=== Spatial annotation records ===
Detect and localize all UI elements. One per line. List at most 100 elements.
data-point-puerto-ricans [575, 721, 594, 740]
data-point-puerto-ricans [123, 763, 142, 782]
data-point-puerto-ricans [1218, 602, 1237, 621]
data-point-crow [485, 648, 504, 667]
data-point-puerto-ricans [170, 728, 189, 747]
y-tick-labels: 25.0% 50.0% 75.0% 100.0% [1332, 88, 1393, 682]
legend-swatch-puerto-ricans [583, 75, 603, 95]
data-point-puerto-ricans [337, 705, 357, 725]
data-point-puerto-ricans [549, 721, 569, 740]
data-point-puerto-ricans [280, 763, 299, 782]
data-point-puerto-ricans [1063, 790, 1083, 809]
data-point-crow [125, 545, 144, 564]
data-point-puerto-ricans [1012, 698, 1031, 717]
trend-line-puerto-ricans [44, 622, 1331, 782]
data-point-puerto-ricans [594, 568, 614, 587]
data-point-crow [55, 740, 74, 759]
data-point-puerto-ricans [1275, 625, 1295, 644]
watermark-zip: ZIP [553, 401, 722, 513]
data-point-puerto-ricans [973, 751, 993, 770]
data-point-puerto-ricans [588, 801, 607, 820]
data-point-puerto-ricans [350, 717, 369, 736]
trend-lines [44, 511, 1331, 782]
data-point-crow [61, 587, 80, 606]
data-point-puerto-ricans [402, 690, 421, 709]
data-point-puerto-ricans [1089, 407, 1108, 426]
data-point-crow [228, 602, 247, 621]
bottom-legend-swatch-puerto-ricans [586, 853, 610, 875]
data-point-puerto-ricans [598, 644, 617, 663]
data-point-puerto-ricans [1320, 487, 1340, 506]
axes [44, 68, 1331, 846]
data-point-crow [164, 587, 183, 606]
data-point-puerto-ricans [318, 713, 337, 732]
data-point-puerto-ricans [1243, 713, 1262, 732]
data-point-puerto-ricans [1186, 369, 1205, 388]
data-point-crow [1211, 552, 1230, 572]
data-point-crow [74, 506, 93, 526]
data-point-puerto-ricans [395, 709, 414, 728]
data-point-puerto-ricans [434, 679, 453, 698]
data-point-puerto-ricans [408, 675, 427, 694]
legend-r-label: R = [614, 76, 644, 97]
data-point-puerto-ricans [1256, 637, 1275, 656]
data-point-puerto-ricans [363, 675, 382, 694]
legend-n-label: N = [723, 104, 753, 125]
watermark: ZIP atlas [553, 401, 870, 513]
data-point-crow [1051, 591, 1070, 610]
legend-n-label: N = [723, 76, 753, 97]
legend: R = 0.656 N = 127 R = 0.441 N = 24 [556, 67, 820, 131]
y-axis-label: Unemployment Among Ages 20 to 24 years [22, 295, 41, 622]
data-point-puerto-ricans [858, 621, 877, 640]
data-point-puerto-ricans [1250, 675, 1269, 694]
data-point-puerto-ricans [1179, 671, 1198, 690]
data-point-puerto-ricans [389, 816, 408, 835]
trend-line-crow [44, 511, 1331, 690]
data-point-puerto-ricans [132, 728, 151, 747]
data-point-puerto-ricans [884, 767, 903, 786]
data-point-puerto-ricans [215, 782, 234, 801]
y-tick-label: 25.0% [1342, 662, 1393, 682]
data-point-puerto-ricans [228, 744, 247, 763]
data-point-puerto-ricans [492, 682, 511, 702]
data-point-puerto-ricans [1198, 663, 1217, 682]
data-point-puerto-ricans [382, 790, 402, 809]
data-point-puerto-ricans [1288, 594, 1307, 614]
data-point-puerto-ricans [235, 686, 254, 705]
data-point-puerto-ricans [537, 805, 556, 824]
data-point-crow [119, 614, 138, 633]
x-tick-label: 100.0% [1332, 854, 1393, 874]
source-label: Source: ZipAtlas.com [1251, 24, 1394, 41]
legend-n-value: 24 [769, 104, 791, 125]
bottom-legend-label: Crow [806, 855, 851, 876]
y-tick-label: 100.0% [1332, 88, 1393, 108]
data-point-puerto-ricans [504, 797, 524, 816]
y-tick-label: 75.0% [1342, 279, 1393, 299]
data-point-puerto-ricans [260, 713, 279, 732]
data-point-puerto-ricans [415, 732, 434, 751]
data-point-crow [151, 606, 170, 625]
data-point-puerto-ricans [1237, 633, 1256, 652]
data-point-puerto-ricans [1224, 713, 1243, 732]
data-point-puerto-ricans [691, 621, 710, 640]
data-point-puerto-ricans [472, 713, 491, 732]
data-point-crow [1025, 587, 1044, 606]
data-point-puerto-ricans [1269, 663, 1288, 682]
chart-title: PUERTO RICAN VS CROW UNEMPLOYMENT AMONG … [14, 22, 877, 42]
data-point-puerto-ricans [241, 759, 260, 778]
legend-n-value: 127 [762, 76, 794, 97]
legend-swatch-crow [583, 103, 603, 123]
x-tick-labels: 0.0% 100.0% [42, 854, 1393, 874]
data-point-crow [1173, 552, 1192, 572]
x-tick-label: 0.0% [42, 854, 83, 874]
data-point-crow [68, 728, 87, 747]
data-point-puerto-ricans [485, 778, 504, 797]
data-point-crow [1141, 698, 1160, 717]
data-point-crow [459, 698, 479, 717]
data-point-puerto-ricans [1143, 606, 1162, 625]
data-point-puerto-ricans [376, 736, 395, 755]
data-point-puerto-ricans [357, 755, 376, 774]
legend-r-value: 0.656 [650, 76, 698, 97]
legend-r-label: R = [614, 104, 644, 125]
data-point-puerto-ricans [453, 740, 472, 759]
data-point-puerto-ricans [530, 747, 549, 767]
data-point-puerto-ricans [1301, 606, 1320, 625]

=== To do ===
Update the records above by replacing every occurrence of "legend-n-label" with "legend-count-label", leaving all other text unchanged.

=== Complete output ===
Detect and localize all UI elements. One per line. List at most 100 elements.
data-point-puerto-ricans [575, 721, 594, 740]
data-point-puerto-ricans [123, 763, 142, 782]
data-point-puerto-ricans [1218, 602, 1237, 621]
data-point-crow [485, 648, 504, 667]
data-point-puerto-ricans [170, 728, 189, 747]
y-tick-labels: 25.0% 50.0% 75.0% 100.0% [1332, 88, 1393, 682]
legend-swatch-puerto-ricans [583, 75, 603, 95]
data-point-puerto-ricans [337, 705, 357, 725]
data-point-puerto-ricans [549, 721, 569, 740]
data-point-puerto-ricans [280, 763, 299, 782]
data-point-puerto-ricans [1063, 790, 1083, 809]
data-point-crow [125, 545, 144, 564]
data-point-puerto-ricans [1012, 698, 1031, 717]
trend-line-puerto-ricans [44, 622, 1331, 782]
data-point-puerto-ricans [594, 568, 614, 587]
data-point-crow [55, 740, 74, 759]
data-point-puerto-ricans [1275, 625, 1295, 644]
watermark-zip: ZIP [553, 401, 722, 513]
data-point-puerto-ricans [973, 751, 993, 770]
data-point-puerto-ricans [588, 801, 607, 820]
data-point-puerto-ricans [350, 717, 369, 736]
trend-lines [44, 511, 1331, 782]
data-point-crow [61, 587, 80, 606]
data-point-puerto-ricans [402, 690, 421, 709]
data-point-puerto-ricans [1089, 407, 1108, 426]
data-point-crow [228, 602, 247, 621]
bottom-legend-swatch-puerto-ricans [586, 853, 610, 875]
data-point-puerto-ricans [598, 644, 617, 663]
data-point-puerto-ricans [1320, 487, 1340, 506]
axes [44, 68, 1331, 846]
data-point-crow [164, 587, 183, 606]
data-point-puerto-ricans [318, 713, 337, 732]
data-point-puerto-ricans [1243, 713, 1262, 732]
data-point-puerto-ricans [1186, 369, 1205, 388]
data-point-crow [1211, 552, 1230, 572]
data-point-crow [74, 506, 93, 526]
data-point-puerto-ricans [395, 709, 414, 728]
data-point-puerto-ricans [434, 679, 453, 698]
data-point-puerto-ricans [408, 675, 427, 694]
legend-r-label: R = [614, 76, 644, 97]
data-point-puerto-ricans [1256, 637, 1275, 656]
data-point-puerto-ricans [363, 675, 382, 694]
legend-count-label: N = [723, 104, 753, 125]
watermark: ZIP atlas [553, 401, 870, 513]
data-point-crow [1051, 591, 1070, 610]
legend-count-label: N = [723, 76, 753, 97]
legend: R = 0.656 N = 127 R = 0.441 N = 24 [556, 67, 820, 131]
y-axis-label: Unemployment Among Ages 20 to 24 years [22, 295, 41, 622]
data-point-puerto-ricans [858, 621, 877, 640]
data-point-puerto-ricans [1250, 675, 1269, 694]
data-point-puerto-ricans [1179, 671, 1198, 690]
data-point-puerto-ricans [389, 816, 408, 835]
trend-line-crow [44, 511, 1331, 690]
data-point-puerto-ricans [132, 728, 151, 747]
data-point-puerto-ricans [884, 767, 903, 786]
data-point-puerto-ricans [215, 782, 234, 801]
y-tick-label: 25.0% [1342, 662, 1393, 682]
data-point-puerto-ricans [228, 744, 247, 763]
data-point-puerto-ricans [492, 682, 511, 702]
data-point-puerto-ricans [1198, 663, 1217, 682]
data-point-puerto-ricans [382, 790, 402, 809]
data-point-puerto-ricans [1288, 594, 1307, 614]
data-point-puerto-ricans [235, 686, 254, 705]
data-point-puerto-ricans [537, 805, 556, 824]
data-point-crow [119, 614, 138, 633]
x-tick-label: 100.0% [1332, 854, 1393, 874]
source-label: Source: ZipAtlas.com [1251, 24, 1394, 41]
legend-n-value: 24 [769, 104, 791, 125]
bottom-legend-label: Crow [806, 855, 851, 876]
y-tick-label: 100.0% [1332, 88, 1393, 108]
data-point-puerto-ricans [504, 797, 524, 816]
y-tick-label: 75.0% [1342, 279, 1393, 299]
data-point-puerto-ricans [260, 713, 279, 732]
data-point-puerto-ricans [415, 732, 434, 751]
data-point-crow [151, 606, 170, 625]
data-point-puerto-ricans [1237, 633, 1256, 652]
data-point-puerto-ricans [1224, 713, 1243, 732]
data-point-puerto-ricans [691, 621, 710, 640]
data-point-puerto-ricans [472, 713, 491, 732]
data-point-crow [1025, 587, 1044, 606]
data-point-puerto-ricans [1269, 663, 1288, 682]
chart-title: PUERTO RICAN VS CROW UNEMPLOYMENT AMONG … [14, 22, 877, 42]
data-point-puerto-ricans [241, 759, 260, 778]
legend-n-value: 127 [762, 76, 794, 97]
legend-swatch-crow [583, 103, 603, 123]
x-tick-labels: 0.0% 100.0% [42, 854, 1393, 874]
data-point-crow [1173, 552, 1192, 572]
x-tick-label: 0.0% [42, 854, 83, 874]
data-point-crow [68, 728, 87, 747]
data-point-puerto-ricans [485, 778, 504, 797]
data-point-crow [1141, 698, 1160, 717]
data-point-crow [459, 698, 479, 717]
data-point-puerto-ricans [1143, 606, 1162, 625]
data-point-puerto-ricans [376, 736, 395, 755]
data-point-puerto-ricans [357, 755, 376, 774]
legend-r-value: 0.656 [650, 76, 698, 97]
legend-r-label: R = [614, 104, 644, 125]
data-point-puerto-ricans [453, 740, 472, 759]
data-point-puerto-ricans [530, 747, 549, 767]
data-point-puerto-ricans [1301, 606, 1320, 625]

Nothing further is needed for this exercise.